— START OF Record extracts —
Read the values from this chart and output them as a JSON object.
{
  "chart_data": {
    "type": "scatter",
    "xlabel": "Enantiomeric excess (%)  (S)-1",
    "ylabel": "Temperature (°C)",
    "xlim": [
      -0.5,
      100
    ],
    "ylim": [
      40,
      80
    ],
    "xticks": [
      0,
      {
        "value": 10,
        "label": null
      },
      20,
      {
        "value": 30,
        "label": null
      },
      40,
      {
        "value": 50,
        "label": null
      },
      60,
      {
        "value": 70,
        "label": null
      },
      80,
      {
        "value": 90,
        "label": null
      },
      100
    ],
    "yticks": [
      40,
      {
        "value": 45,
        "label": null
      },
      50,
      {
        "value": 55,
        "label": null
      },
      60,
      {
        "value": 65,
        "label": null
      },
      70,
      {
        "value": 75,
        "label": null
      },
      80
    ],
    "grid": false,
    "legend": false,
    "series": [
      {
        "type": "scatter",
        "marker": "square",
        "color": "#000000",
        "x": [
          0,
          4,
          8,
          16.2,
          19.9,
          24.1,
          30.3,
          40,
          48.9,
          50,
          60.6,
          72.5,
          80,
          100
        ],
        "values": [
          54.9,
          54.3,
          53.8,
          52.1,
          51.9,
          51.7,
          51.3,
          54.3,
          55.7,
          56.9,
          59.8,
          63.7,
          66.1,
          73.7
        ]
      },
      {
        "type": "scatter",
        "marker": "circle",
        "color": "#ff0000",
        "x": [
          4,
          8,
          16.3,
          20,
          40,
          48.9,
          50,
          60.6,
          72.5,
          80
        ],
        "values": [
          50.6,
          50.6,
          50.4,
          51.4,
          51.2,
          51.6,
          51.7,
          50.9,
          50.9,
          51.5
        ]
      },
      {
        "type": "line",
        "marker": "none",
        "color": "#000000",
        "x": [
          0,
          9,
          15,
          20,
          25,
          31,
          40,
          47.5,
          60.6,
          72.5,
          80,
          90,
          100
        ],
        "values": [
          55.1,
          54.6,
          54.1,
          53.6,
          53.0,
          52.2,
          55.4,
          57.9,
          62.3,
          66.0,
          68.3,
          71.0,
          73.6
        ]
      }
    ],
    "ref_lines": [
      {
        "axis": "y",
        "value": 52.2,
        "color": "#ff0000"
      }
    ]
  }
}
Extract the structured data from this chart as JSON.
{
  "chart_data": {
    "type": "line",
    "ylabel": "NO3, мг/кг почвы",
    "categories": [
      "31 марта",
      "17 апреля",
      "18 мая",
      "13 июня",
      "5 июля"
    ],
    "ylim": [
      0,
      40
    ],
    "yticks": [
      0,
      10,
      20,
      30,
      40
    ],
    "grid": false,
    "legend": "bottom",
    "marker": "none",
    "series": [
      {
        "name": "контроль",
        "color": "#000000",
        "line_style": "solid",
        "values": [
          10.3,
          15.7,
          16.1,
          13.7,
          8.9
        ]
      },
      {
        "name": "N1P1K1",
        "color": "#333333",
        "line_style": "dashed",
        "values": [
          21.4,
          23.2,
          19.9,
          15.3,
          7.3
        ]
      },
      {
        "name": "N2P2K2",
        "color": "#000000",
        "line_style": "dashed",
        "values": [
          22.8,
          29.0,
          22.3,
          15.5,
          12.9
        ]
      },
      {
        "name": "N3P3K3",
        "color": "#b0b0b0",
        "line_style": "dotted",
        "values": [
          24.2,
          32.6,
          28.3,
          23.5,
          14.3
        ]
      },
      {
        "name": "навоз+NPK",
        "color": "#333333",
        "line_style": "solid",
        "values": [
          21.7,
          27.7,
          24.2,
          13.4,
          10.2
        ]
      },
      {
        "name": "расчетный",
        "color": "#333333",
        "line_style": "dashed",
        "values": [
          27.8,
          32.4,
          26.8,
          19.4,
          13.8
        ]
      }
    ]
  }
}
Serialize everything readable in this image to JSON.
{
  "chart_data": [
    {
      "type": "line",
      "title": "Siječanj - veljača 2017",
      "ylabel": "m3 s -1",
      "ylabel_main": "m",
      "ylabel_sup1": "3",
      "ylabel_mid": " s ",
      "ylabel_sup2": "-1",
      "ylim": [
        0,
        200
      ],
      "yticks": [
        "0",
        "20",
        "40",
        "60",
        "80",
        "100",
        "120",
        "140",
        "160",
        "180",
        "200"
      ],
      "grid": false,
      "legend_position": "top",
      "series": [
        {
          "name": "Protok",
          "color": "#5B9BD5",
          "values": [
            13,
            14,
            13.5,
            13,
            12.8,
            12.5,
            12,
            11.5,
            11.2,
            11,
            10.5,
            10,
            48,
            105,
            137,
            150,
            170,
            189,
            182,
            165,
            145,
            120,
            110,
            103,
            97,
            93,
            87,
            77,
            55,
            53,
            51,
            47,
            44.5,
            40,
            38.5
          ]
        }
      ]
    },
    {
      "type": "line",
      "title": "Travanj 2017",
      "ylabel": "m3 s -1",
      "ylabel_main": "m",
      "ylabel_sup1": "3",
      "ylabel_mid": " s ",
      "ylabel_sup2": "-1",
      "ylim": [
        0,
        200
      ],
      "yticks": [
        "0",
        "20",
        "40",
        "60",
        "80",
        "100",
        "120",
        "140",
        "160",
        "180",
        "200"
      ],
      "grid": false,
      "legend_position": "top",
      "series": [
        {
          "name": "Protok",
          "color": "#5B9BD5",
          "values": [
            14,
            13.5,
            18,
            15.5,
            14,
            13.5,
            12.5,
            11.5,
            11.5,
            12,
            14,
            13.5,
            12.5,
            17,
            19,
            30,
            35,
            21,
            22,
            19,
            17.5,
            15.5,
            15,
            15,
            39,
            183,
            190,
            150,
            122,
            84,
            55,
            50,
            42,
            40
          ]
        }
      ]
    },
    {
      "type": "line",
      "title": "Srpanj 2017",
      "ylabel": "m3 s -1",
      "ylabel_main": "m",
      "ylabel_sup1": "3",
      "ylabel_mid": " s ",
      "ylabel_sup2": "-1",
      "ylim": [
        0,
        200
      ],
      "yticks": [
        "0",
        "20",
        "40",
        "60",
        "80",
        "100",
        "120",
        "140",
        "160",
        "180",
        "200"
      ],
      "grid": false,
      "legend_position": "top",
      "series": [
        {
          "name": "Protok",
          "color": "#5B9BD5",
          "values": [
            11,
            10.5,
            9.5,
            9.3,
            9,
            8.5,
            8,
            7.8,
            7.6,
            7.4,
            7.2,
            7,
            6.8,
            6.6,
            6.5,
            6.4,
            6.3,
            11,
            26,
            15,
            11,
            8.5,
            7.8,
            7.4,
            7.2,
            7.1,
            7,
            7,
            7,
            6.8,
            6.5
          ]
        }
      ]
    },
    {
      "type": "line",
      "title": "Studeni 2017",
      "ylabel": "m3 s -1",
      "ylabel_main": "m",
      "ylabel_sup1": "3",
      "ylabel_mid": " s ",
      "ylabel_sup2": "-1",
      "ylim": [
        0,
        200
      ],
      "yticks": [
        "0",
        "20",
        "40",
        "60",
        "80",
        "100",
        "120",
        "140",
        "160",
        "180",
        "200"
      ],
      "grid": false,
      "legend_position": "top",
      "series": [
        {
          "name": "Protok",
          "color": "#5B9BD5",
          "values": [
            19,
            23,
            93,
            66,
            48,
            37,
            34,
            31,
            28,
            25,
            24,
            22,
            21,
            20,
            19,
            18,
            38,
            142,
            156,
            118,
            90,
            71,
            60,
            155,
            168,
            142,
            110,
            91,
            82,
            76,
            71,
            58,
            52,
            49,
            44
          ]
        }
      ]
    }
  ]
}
— END OF Record extracts —
The task - Please list every line of the records that contains "this".

Response -
Read the values from this chart and output them as a JSON object.
Extract the structured data from this chart as JSON.
Serialize everything readable in this image to JSON.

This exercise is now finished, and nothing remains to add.